DO THIS
Make an exact copy of the records, with the images left out.

(Dataset records)
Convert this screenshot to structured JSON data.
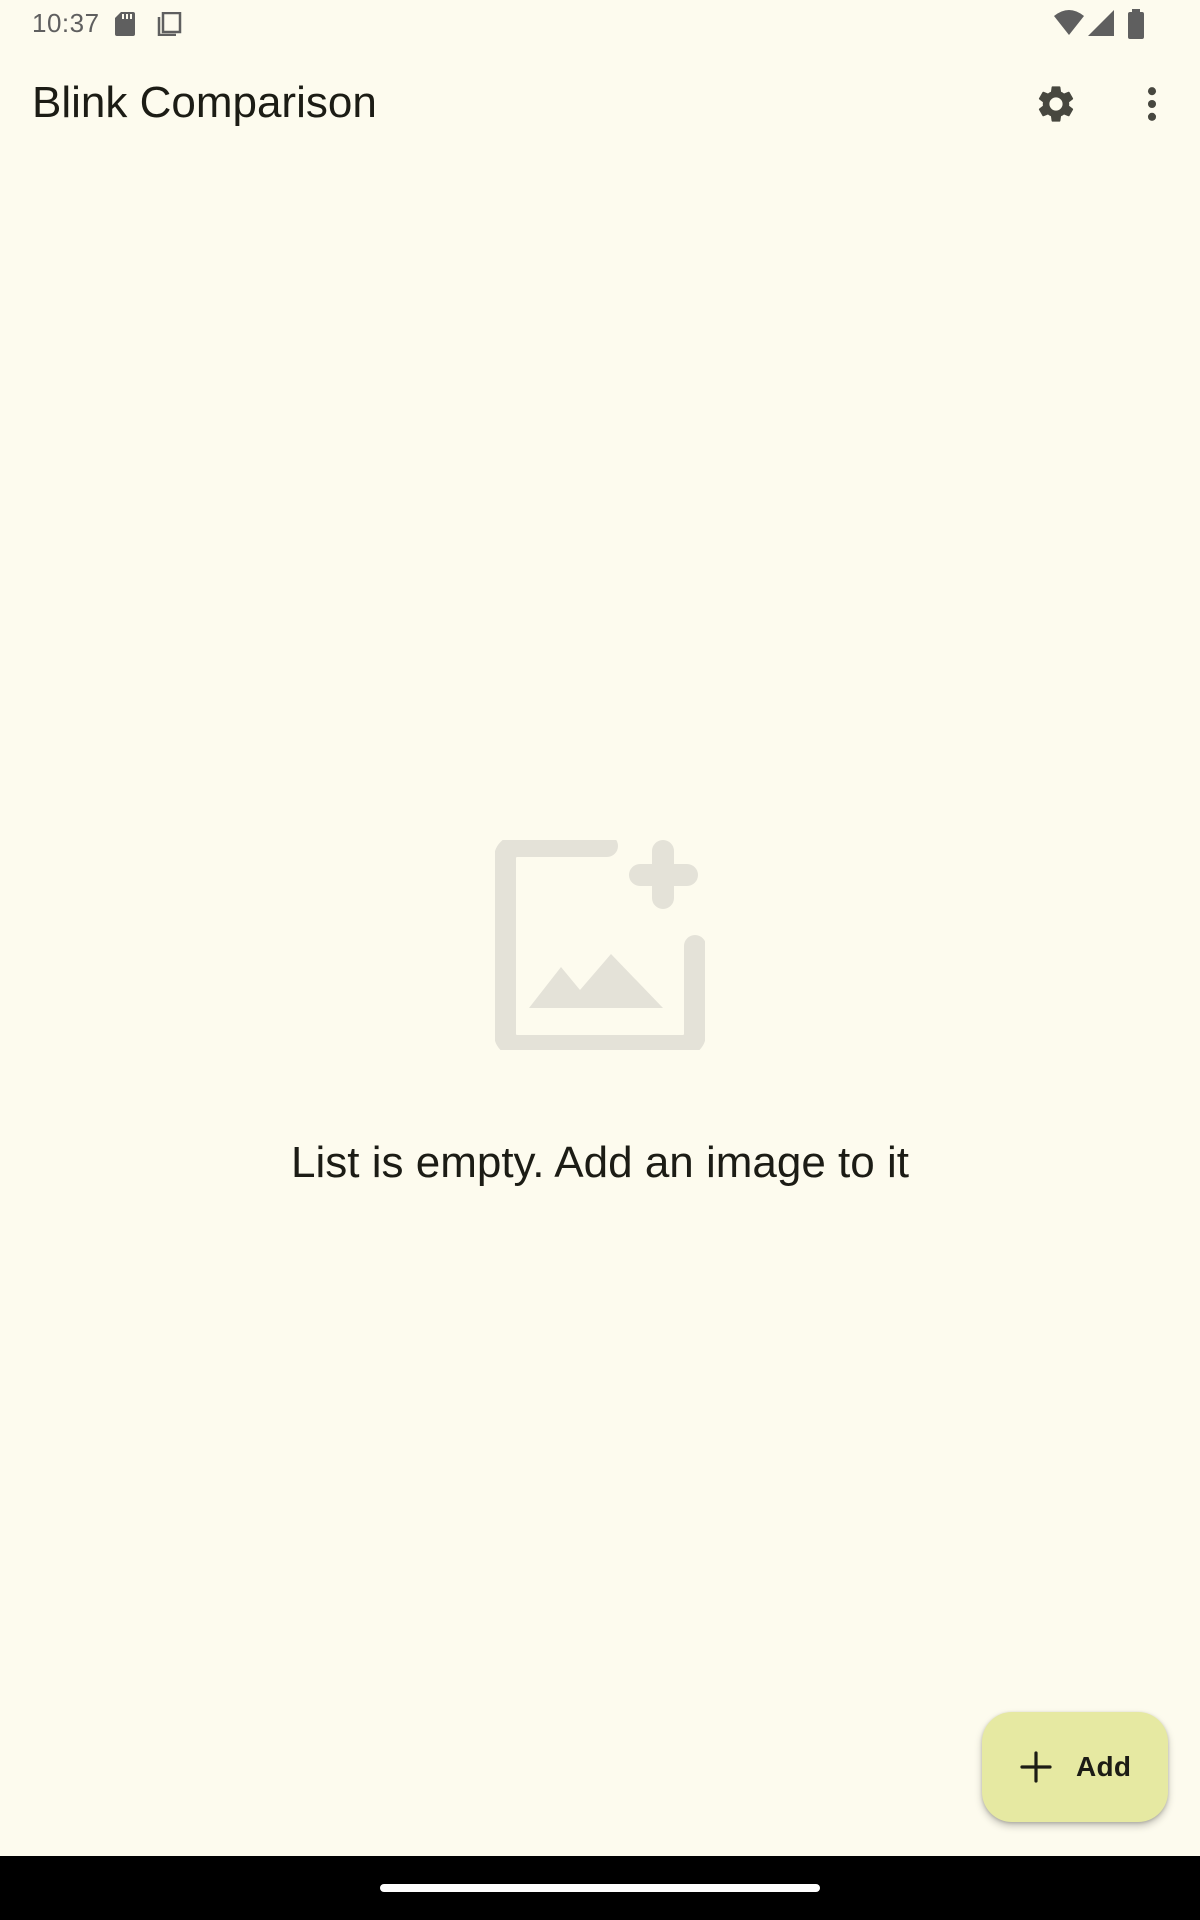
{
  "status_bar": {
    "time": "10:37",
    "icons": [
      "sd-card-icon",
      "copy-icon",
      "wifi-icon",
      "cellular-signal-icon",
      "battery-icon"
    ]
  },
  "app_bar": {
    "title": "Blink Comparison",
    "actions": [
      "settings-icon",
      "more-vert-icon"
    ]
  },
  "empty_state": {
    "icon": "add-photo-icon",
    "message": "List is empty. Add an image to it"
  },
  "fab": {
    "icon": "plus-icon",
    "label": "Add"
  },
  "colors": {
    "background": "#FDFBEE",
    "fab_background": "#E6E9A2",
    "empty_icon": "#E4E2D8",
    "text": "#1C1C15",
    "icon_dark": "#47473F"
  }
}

SOLUTION TO THIS PROBLEM
Convert this screenshot to structured JSON data.
{
  "status_bar": {
    "time": "10:37",
    "icons": [
      "sd-card-icon",
      "copy-icon",
      "wifi-icon",
      "cellular-signal-icon",
      "battery-icon"
    ]
  },
  "app_bar": {
    "title": "Blink Comparison",
    "actions": [
      "settings-icon",
      "more-vert-icon"
    ]
  },
  "empty_state": {
    "icon": "add-photo-icon",
    "message": "List is empty. Add an image to it"
  },
  "fab": {
    "icon": "plus-icon",
    "label": "Add"
  },
  "colors": {
    "background": "#FDFBEE",
    "fab_background": "#E6E9A2",
    "empty_icon": "#E4E2D8",
    "text": "#1C1C15",
    "icon_dark": "#47473F"
  }
}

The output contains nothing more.